** Work to complete **
Which lines in the records below contain the word "source"? Copy each of them.

[START OF Data provided]

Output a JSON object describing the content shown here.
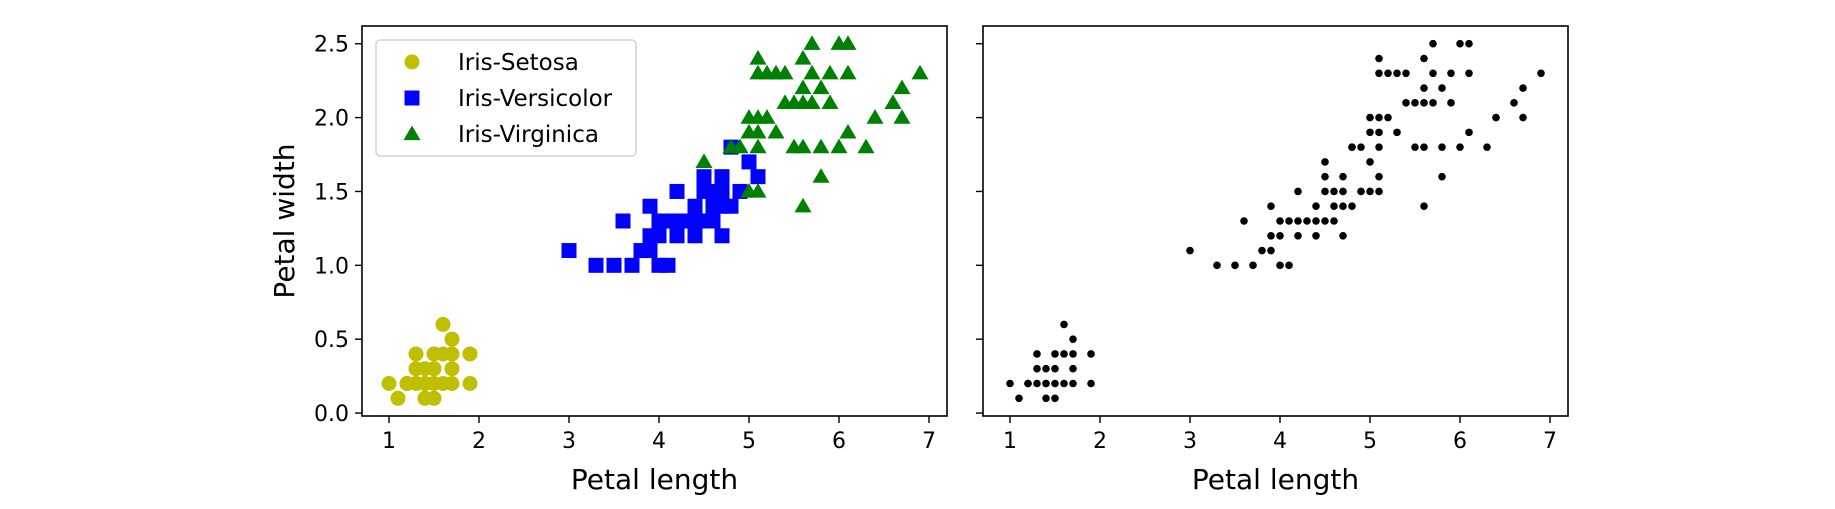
{
  "chart_data": [
    {
      "type": "scatter",
      "xlabel": "Petal length",
      "ylabel": "Petal width",
      "xlim": [
        0.7,
        7.2
      ],
      "ylim": [
        -0.02,
        2.62
      ],
      "xticks": [
        "1",
        "2",
        "3",
        "4",
        "5",
        "6",
        "7"
      ],
      "yticks": [
        "0.0",
        "0.5",
        "1.0",
        "1.5",
        "2.0",
        "2.5"
      ],
      "grid": false,
      "legend": "top-left",
      "series": [
        {
          "name": "Iris-Setosa",
          "marker": "circle",
          "color": "#bfbf00",
          "points": [
            [
              1.0,
              0.2
            ],
            [
              1.1,
              0.1
            ],
            [
              1.2,
              0.2
            ],
            [
              1.3,
              0.2
            ],
            [
              1.3,
              0.3
            ],
            [
              1.3,
              0.4
            ],
            [
              1.4,
              0.2
            ],
            [
              1.4,
              0.3
            ],
            [
              1.4,
              0.2
            ],
            [
              1.5,
              0.2
            ],
            [
              1.5,
              0.1
            ],
            [
              1.5,
              0.4
            ],
            [
              1.5,
              0.3
            ],
            [
              1.6,
              0.2
            ],
            [
              1.6,
              0.4
            ],
            [
              1.6,
              0.6
            ],
            [
              1.7,
              0.2
            ],
            [
              1.7,
              0.3
            ],
            [
              1.7,
              0.4
            ],
            [
              1.7,
              0.5
            ],
            [
              1.9,
              0.2
            ],
            [
              1.9,
              0.4
            ],
            [
              1.4,
              0.1
            ],
            [
              1.2,
              0.2
            ]
          ]
        },
        {
          "name": "Iris-Versicolor",
          "marker": "square",
          "color": "#0000ff",
          "points": [
            [
              3.0,
              1.1
            ],
            [
              3.3,
              1.0
            ],
            [
              3.5,
              1.0
            ],
            [
              3.6,
              1.3
            ],
            [
              3.7,
              1.0
            ],
            [
              3.8,
              1.1
            ],
            [
              3.9,
              1.1
            ],
            [
              3.9,
              1.2
            ],
            [
              3.9,
              1.4
            ],
            [
              4.0,
              1.0
            ],
            [
              4.0,
              1.2
            ],
            [
              4.0,
              1.3
            ],
            [
              4.1,
              1.0
            ],
            [
              4.1,
              1.3
            ],
            [
              4.2,
              1.2
            ],
            [
              4.2,
              1.3
            ],
            [
              4.2,
              1.5
            ],
            [
              4.3,
              1.3
            ],
            [
              4.4,
              1.2
            ],
            [
              4.4,
              1.3
            ],
            [
              4.4,
              1.4
            ],
            [
              4.5,
              1.3
            ],
            [
              4.5,
              1.5
            ],
            [
              4.5,
              1.6
            ],
            [
              4.6,
              1.3
            ],
            [
              4.6,
              1.4
            ],
            [
              4.6,
              1.5
            ],
            [
              4.7,
              1.2
            ],
            [
              4.7,
              1.4
            ],
            [
              4.7,
              1.5
            ],
            [
              4.7,
              1.6
            ],
            [
              4.8,
              1.4
            ],
            [
              4.8,
              1.8
            ],
            [
              4.9,
              1.5
            ],
            [
              5.0,
              1.7
            ],
            [
              5.1,
              1.6
            ]
          ]
        },
        {
          "name": "Iris-Virginica",
          "marker": "triangle",
          "color": "#008000",
          "points": [
            [
              4.5,
              1.7
            ],
            [
              4.8,
              1.8
            ],
            [
              4.9,
              1.8
            ],
            [
              5.0,
              1.5
            ],
            [
              5.0,
              2.0
            ],
            [
              5.0,
              1.9
            ],
            [
              5.1,
              1.5
            ],
            [
              5.1,
              1.8
            ],
            [
              5.1,
              1.9
            ],
            [
              5.1,
              2.0
            ],
            [
              5.1,
              2.3
            ],
            [
              5.1,
              2.4
            ],
            [
              5.2,
              2.0
            ],
            [
              5.2,
              2.3
            ],
            [
              5.3,
              1.9
            ],
            [
              5.3,
              2.3
            ],
            [
              5.4,
              2.1
            ],
            [
              5.4,
              2.3
            ],
            [
              5.5,
              1.8
            ],
            [
              5.5,
              2.1
            ],
            [
              5.6,
              1.4
            ],
            [
              5.6,
              1.8
            ],
            [
              5.6,
              2.1
            ],
            [
              5.6,
              2.2
            ],
            [
              5.6,
              2.4
            ],
            [
              5.7,
              2.1
            ],
            [
              5.7,
              2.3
            ],
            [
              5.7,
              2.5
            ],
            [
              5.8,
              1.6
            ],
            [
              5.8,
              1.8
            ],
            [
              5.8,
              2.2
            ],
            [
              5.9,
              2.1
            ],
            [
              5.9,
              2.3
            ],
            [
              6.0,
              1.8
            ],
            [
              6.0,
              2.5
            ],
            [
              6.1,
              1.9
            ],
            [
              6.1,
              2.3
            ],
            [
              6.1,
              2.5
            ],
            [
              6.3,
              1.8
            ],
            [
              6.4,
              2.0
            ],
            [
              6.6,
              2.1
            ],
            [
              6.7,
              2.0
            ],
            [
              6.7,
              2.2
            ],
            [
              6.9,
              2.3
            ]
          ]
        }
      ]
    },
    {
      "type": "scatter",
      "xlabel": "Petal length",
      "ylabel": "",
      "xlim": [
        0.7,
        7.2
      ],
      "ylim": [
        -0.02,
        2.62
      ],
      "xticks": [
        "1",
        "2",
        "3",
        "4",
        "5",
        "6",
        "7"
      ],
      "yticks": [],
      "shared_y": true,
      "grid": false,
      "legend": "none",
      "series": [
        {
          "name": "",
          "marker": "dot",
          "color": "#000000",
          "source": "all points of the left panel, unlabeled"
        }
      ]
    }
  ]
}
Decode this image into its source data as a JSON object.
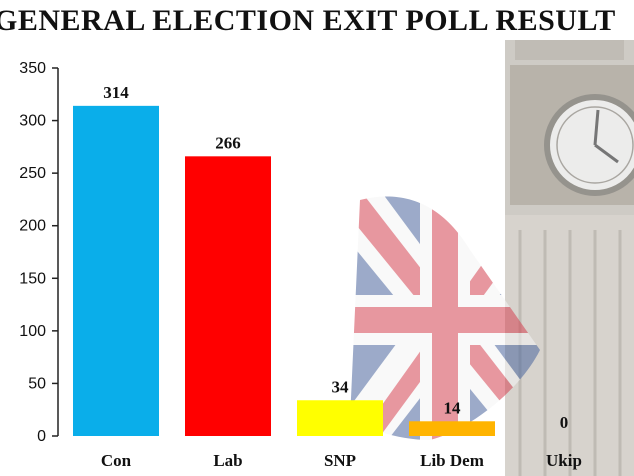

[END OF Data provided]

** Exercise solution **
          "source": "all points of the left panel, unlabeled"
Decode this image into its source data as a JSON object.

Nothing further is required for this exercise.